- **EXERCISE INSTRUCTIONS**: Any pictures in the records below should be skipped; write out everything else exactly.

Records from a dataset
** start **

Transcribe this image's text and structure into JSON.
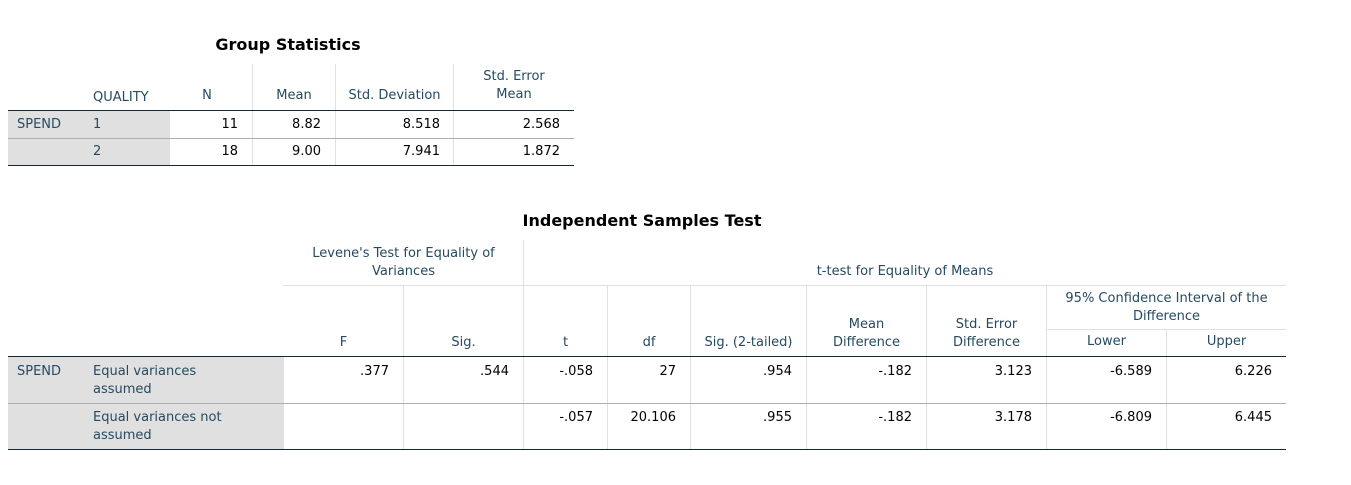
{
  "group_stats": {
    "title": "Group Statistics",
    "headers": {
      "group": "QUALITY",
      "n": "N",
      "mean": "Mean",
      "sd": "Std. Deviation",
      "se_line1": "Std. Error",
      "se_line2": "Mean"
    },
    "var_label": "SPEND",
    "rows": [
      {
        "group": "1",
        "n": "11",
        "mean": "8.82",
        "sd": "8.518",
        "se": "2.568"
      },
      {
        "group": "2",
        "n": "18",
        "mean": "9.00",
        "sd": "7.941",
        "se": "1.872"
      }
    ]
  },
  "indep_test": {
    "title": "Independent Samples Test",
    "levene_header_line1": "Levene's Test for Equality of",
    "levene_header_line2": "Variances",
    "ttest_header": "t-test for Equality of Means",
    "ci_header_line1": "95% Confidence Interval of the",
    "ci_header_line2": "Difference",
    "cols": {
      "F": "F",
      "sig": "Sig.",
      "t": "t",
      "df": "df",
      "sig2": "Sig. (2-tailed)",
      "md_line1": "Mean",
      "md_line2": "Difference",
      "sed_line1": "Std. Error",
      "sed_line2": "Difference",
      "lower": "Lower",
      "upper": "Upper"
    },
    "var_label": "SPEND",
    "rows": [
      {
        "label_line1": "Equal variances",
        "label_line2": "assumed",
        "F": ".377",
        "sig": ".544",
        "t": "-.058",
        "df": "27",
        "sig2": ".954",
        "md": "-.182",
        "sed": "3.123",
        "lower": "-6.589",
        "upper": "6.226"
      },
      {
        "label_line1": "Equal variances not",
        "label_line2": "assumed",
        "F": "",
        "sig": "",
        "t": "-.057",
        "df": "20.106",
        "sig2": ".955",
        "md": "-.182",
        "sed": "3.178",
        "lower": "-6.809",
        "upper": "6.445"
      }
    ]
  },
  "colors": {
    "header_text": "#264a60",
    "row_label_bg": "#e0e0e0",
    "rule_dark": "#152935",
    "rule_light": "#aeaeae"
  }
}
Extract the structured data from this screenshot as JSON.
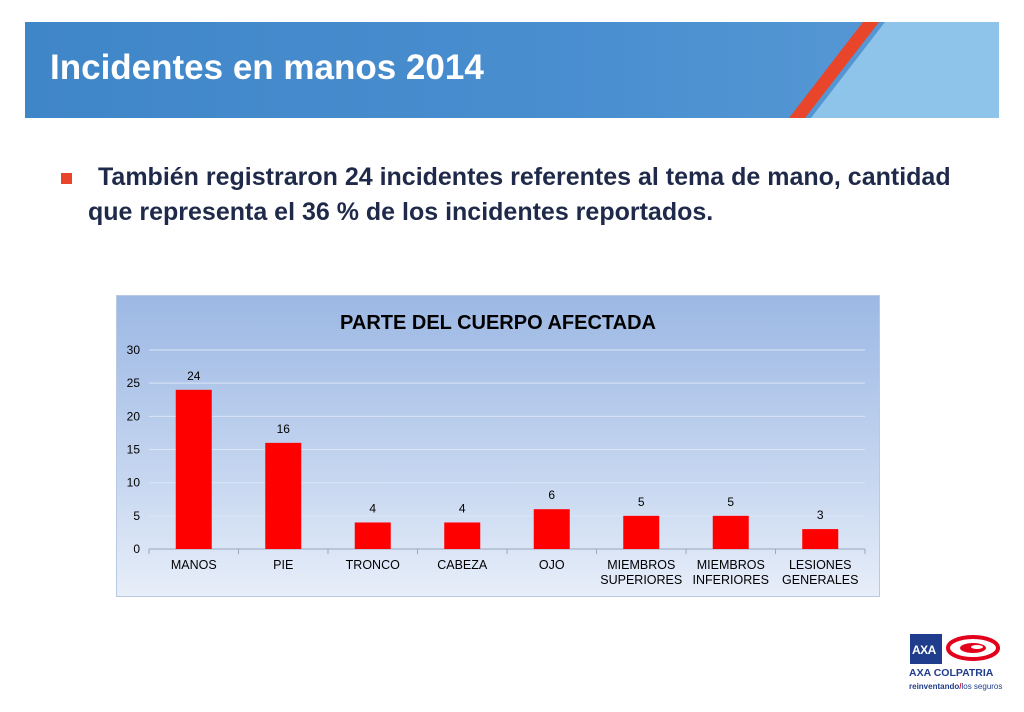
{
  "slide": {
    "title": "Incidentes en manos 2014",
    "bullet": "También registraron 24 incidentes referentes al tema de mano, cantidad que representa el 36 % de los incidentes reportados."
  },
  "colors": {
    "header_blue": "#4a8fd0",
    "header_light": "#8ec3ea",
    "accent_red": "#e8452a",
    "bar_red": "#ff0000",
    "text_dark": "#1f2a4a"
  },
  "chart_data": {
    "type": "bar",
    "title": "PARTE DEL CUERPO AFECTADA",
    "categories": [
      [
        "MANOS"
      ],
      [
        "PIE"
      ],
      [
        "TRONCO"
      ],
      [
        "CABEZA"
      ],
      [
        "OJO"
      ],
      [
        "MIEMBROS",
        "SUPERIORES"
      ],
      [
        "MIEMBROS",
        "INFERIORES"
      ],
      [
        "LESIONES",
        "GENERALES"
      ]
    ],
    "values": [
      24,
      16,
      4,
      4,
      6,
      5,
      5,
      3
    ],
    "ylim": [
      0,
      30
    ],
    "yticks": [
      0,
      5,
      10,
      15,
      20,
      25,
      30
    ],
    "xlabel": "",
    "ylabel": "",
    "legend": "none",
    "data_labels": true
  },
  "logo": {
    "mark": "AXA",
    "brand": "AXA COLPATRIA",
    "slogan_bold": "reinventando",
    "slogan_sep": "/",
    "slogan_rest": "los seguros"
  }
}
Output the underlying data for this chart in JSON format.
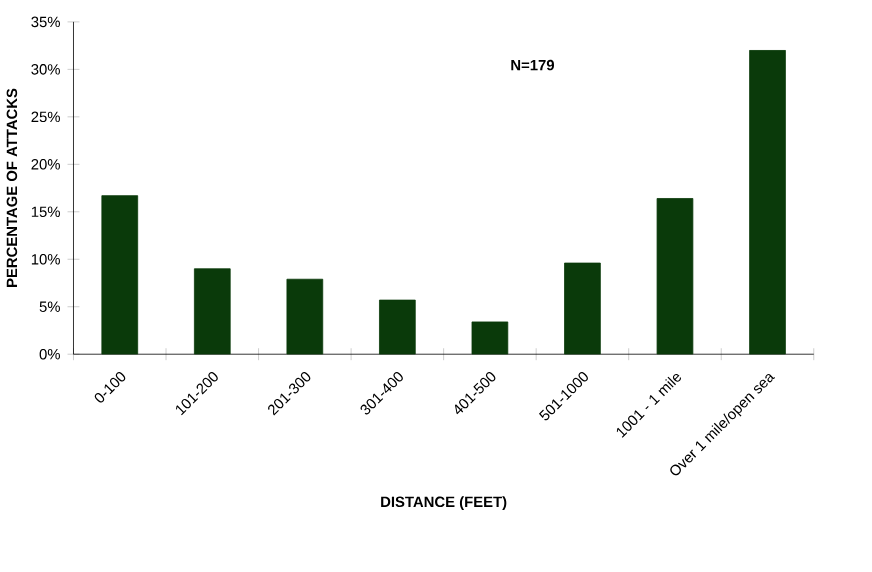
{
  "chart_data": {
    "type": "bar",
    "xlabel": "DISTANCE (FEET)",
    "ylabel": "PERCENTAGE OF ATTACKS",
    "categories": [
      "0-100",
      "101-200",
      "201-300",
      "301-400",
      "401-500",
      "501-1000",
      "1001 - 1 mile",
      "Over 1 mile/open sea"
    ],
    "values": [
      16.7,
      9.0,
      7.9,
      5.7,
      3.4,
      9.6,
      16.4,
      32.0
    ],
    "color": "#0a3a0a",
    "ylim": [
      0,
      35
    ],
    "yticks": [
      {
        "value": 0,
        "label": "0%"
      },
      {
        "value": 5,
        "label": "5%"
      },
      {
        "value": 10,
        "label": "10%"
      },
      {
        "value": 15,
        "label": "15%"
      },
      {
        "value": 20,
        "label": "20%"
      },
      {
        "value": 25,
        "label": "25%"
      },
      {
        "value": 30,
        "label": "30%"
      },
      {
        "value": 35,
        "label": "35%"
      }
    ],
    "annotations": [
      "N=179"
    ],
    "grid": false
  }
}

** end **

- **CORRECT ANSWER**:
Transcribe this image's text and structure into JSON.
{
  "group_stats": {
    "title": "Group Statistics",
    "headers": {
      "group": "QUALITY",
      "n": "N",
      "mean": "Mean",
      "sd": "Std. Deviation",
      "se_line1": "Std. Error",
      "se_line2": "Mean"
    },
    "var_label": "SPEND",
    "rows": [
      {
        "group": "1",
        "n": "11",
        "mean": "8.82",
        "sd": "8.518",
        "se": "2.568"
      },
      {
        "group": "2",
        "n": "18",
        "mean": "9.00",
        "sd": "7.941",
        "se": "1.872"
      }
    ]
  },
  "indep_test": {
    "title": "Independent Samples Test",
    "levene_header_line1": "Levene's Test for Equality of",
    "levene_header_line2": "Variances",
    "ttest_header": "t-test for Equality of Means",
    "ci_header_line1": "95% Confidence Interval of the",
    "ci_header_line2": "Difference",
    "cols": {
      "F": "F",
      "sig": "Sig.",
      "t": "t",
      "df": "df",
      "sig2": "Sig. (2-tailed)",
      "md_line1": "Mean",
      "md_line2": "Difference",
      "sed_line1": "Std. Error",
      "sed_line2": "Difference",
      "lower": "Lower",
      "upper": "Upper"
    },
    "var_label": "SPEND",
    "rows": [
      {
        "label_line1": "Equal variances",
        "label_line2": "assumed",
        "F": ".377",
        "sig": ".544",
        "t": "-.058",
        "df": "27",
        "sig2": ".954",
        "md": "-.182",
        "sed": "3.123",
        "lower": "-6.589",
        "upper": "6.226"
      },
      {
        "label_line1": "Equal variances not",
        "label_line2": "assumed",
        "F": "",
        "sig": "",
        "t": "-.057",
        "df": "20.106",
        "sig2": ".955",
        "md": "-.182",
        "sed": "3.178",
        "lower": "-6.809",
        "upper": "6.445"
      }
    ]
  },
  "colors": {
    "header_text": "#264a60",
    "row_label_bg": "#e0e0e0",
    "rule_dark": "#152935",
    "rule_light": "#aeaeae"
  }
}
Extract the structured data from this screenshot as JSON.
{
  "slide": {
    "title": "Incidentes en manos 2014",
    "bullet": "También registraron 24 incidentes referentes al tema de mano, cantidad que representa el 36 % de los incidentes reportados."
  },
  "colors": {
    "header_blue": "#4a8fd0",
    "header_light": "#8ec3ea",
    "accent_red": "#e8452a",
    "bar_red": "#ff0000",
    "text_dark": "#1f2a4a"
  },
  "chart_data": {
    "type": "bar",
    "title": "PARTE DEL CUERPO AFECTADA",
    "categories": [
      [
        "MANOS"
      ],
      [
        "PIE"
      ],
      [
        "TRONCO"
      ],
      [
        "CABEZA"
      ],
      [
        "OJO"
      ],
      [
        "MIEMBROS",
        "SUPERIORES"
      ],
      [
        "MIEMBROS",
        "INFERIORES"
      ],
      [
        "LESIONES",
        "GENERALES"
      ]
    ],
    "values": [
      24,
      16,
      4,
      4,
      6,
      5,
      5,
      3
    ],
    "ylim": [
      0,
      30
    ],
    "yticks": [
      0,
      5,
      10,
      15,
      20,
      25,
      30
    ],
    "xlabel": "",
    "ylabel": "",
    "legend": "none",
    "data_labels": true
  },
  "logo": {
    "mark": "AXA",
    "brand": "AXA COLPATRIA",
    "slogan_bold": "reinventando",
    "slogan_sep": "/",
    "slogan_rest": "los seguros"
  }
}
Output the underlying data for this chart in JSON format.
{
  "chart_data": {
    "type": "bar",
    "xlabel": "DISTANCE (FEET)",
    "ylabel": "PERCENTAGE OF ATTACKS",
    "categories": [
      "0-100",
      "101-200",
      "201-300",
      "301-400",
      "401-500",
      "501-1000",
      "1001 - 1 mile",
      "Over 1 mile/open sea"
    ],
    "values": [
      16.7,
      9.0,
      7.9,
      5.7,
      3.4,
      9.6,
      16.4,
      32.0
    ],
    "color": "#0a3a0a",
    "ylim": [
      0,
      35
    ],
    "yticks": [
      {
        "value": 0,
        "label": "0%"
      },
      {
        "value": 5,
        "label": "5%"
      },
      {
        "value": 10,
        "label": "10%"
      },
      {
        "value": 15,
        "label": "15%"
      },
      {
        "value": 20,
        "label": "20%"
      },
      {
        "value": 25,
        "label": "25%"
      },
      {
        "value": 30,
        "label": "30%"
      },
      {
        "value": 35,
        "label": "35%"
      }
    ],
    "annotations": [
      "N=179"
    ],
    "grid": false
  }
}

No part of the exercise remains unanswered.